**Stated exercise**
Copy every record below exactly.

**Supplied records**
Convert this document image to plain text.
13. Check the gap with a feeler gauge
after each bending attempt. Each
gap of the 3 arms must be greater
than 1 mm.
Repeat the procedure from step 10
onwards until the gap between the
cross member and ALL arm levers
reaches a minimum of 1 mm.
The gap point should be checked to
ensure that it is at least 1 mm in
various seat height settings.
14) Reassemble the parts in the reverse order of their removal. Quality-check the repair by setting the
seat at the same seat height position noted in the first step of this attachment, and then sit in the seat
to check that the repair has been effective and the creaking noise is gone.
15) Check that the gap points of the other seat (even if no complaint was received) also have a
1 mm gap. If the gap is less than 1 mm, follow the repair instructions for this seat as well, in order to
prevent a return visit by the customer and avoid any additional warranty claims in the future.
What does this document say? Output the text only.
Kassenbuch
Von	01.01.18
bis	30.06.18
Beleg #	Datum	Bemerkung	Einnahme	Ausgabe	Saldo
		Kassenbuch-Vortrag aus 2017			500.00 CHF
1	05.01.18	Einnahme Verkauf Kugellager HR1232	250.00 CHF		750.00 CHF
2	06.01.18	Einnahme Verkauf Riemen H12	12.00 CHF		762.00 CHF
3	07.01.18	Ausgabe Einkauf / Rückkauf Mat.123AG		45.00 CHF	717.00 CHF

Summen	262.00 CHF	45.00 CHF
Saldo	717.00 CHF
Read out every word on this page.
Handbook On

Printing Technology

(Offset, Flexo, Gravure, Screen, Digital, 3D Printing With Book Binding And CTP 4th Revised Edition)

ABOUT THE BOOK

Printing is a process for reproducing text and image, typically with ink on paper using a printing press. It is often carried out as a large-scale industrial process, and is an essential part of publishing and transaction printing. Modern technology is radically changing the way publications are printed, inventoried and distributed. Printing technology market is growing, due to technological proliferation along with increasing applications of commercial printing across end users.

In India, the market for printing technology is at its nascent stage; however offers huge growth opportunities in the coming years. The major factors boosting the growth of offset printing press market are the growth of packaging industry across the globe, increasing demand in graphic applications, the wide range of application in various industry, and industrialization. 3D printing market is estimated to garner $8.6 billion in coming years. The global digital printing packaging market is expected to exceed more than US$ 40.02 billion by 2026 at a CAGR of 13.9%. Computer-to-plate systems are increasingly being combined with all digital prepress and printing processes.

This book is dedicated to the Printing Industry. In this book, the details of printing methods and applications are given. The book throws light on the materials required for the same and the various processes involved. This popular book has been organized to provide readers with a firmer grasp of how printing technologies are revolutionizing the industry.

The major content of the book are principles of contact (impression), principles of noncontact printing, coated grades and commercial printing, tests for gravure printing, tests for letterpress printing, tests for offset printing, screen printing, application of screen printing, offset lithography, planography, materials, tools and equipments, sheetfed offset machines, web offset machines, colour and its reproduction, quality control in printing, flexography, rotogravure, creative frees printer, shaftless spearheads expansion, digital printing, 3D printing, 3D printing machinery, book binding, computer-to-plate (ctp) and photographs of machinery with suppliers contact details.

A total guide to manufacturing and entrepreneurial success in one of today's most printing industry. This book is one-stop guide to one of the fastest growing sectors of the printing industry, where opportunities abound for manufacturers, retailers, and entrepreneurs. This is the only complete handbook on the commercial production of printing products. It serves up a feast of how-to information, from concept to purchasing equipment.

**Solution below**
Convert this document image to plain text.
13. Check the gap with a feeler gauge
after each bending attempt. Each
gap of the 3 arms must be greater
than 1 mm.
Repeat the procedure from step 10
onwards until the gap between the
cross member and ALL arm levers
reaches a minimum of 1 mm.
The gap point should be checked to
ensure that it is at least 1 mm in
various seat height settings.
14) Reassemble the parts in the reverse order of their removal. Quality-check the repair by setting the
seat at the same seat height position noted in the first step of this attachment, and then sit in the seat
to check that the repair has been effective and the creaking noise is gone.
15) Check that the gap points of the other seat (even if no complaint was received) also have a
1 mm gap. If the gap is less than 1 mm, follow the repair instructions for this seat as well, in order to
prevent a return visit by the customer and avoid any additional warranty claims in the future.
What does this document say? Output the text only.
Kassenbuch
Von	01.01.18
bis	30.06.18
Beleg #	Datum	Bemerkung	Einnahme	Ausgabe	Saldo
		Kassenbuch-Vortrag aus 2017			500.00 CHF
1	05.01.18	Einnahme Verkauf Kugellager HR1232	250.00 CHF		750.00 CHF
2	06.01.18	Einnahme Verkauf Riemen H12	12.00 CHF		762.00 CHF
3	07.01.18	Ausgabe Einkauf / Rückkauf Mat.123AG		45.00 CHF	717.00 CHF

Summen	262.00 CHF	45.00 CHF
Saldo	717.00 CHF
Read out every word on this page.
Handbook On

Printing Technology

(Offset, Flexo, Gravure, Screen, Digital, 3D Printing With Book Binding And CTP 4th Revised Edition)

ABOUT THE BOOK

Printing is a process for reproducing text and image, typically with ink on paper using a printing press. It is often carried out as a large-scale industrial process, and is an essential part of publishing and transaction printing. Modern technology is radically changing the way publications are printed, inventoried and distributed. Printing technology market is growing, due to technological proliferation along with increasing applications of commercial printing across end users.

In India, the market for printing technology is at its nascent stage; however offers huge growth opportunities in the coming years. The major factors boosting the growth of offset printing press market are the growth of packaging industry across the globe, increasing demand in graphic applications, the wide range of application in various industry, and industrialization. 3D printing market is estimated to garner $8.6 billion in coming years. The global digital printing packaging market is expected to exceed more than US$ 40.02 billion by 2026 at a CAGR of 13.9%. Computer-to-plate systems are increasingly being combined with all digital prepress and printing processes.

This book is dedicated to the Printing Industry. In this book, the details of printing methods and applications are given. The book throws light on the materials required for the same and the various processes involved. This popular book has been organized to provide readers with a firmer grasp of how printing technologies are revolutionizing the industry.

The major content of the book are principles of contact (impression), principles of noncontact printing, coated grades and commercial printing, tests for gravure printing, tests for letterpress printing, tests for offset printing, screen printing, application of screen printing, offset lithography, planography, materials, tools and equipments, sheetfed offset machines, web offset machines, colour and its reproduction, quality control in printing, flexography, rotogravure, creative frees printer, shaftless spearheads expansion, digital printing, 3D printing, 3D printing machinery, book binding, computer-to-plate (ctp) and photographs of machinery with suppliers contact details.

A total guide to manufacturing and entrepreneurial success in one of today's most printing industry. This book is one-stop guide to one of the fastest growing sectors of the printing industry, where opportunities abound for manufacturers, retailers, and entrepreneurs. This is the only complete handbook on the commercial production of printing products. It serves up a feast of how-to information, from concept to purchasing equipment.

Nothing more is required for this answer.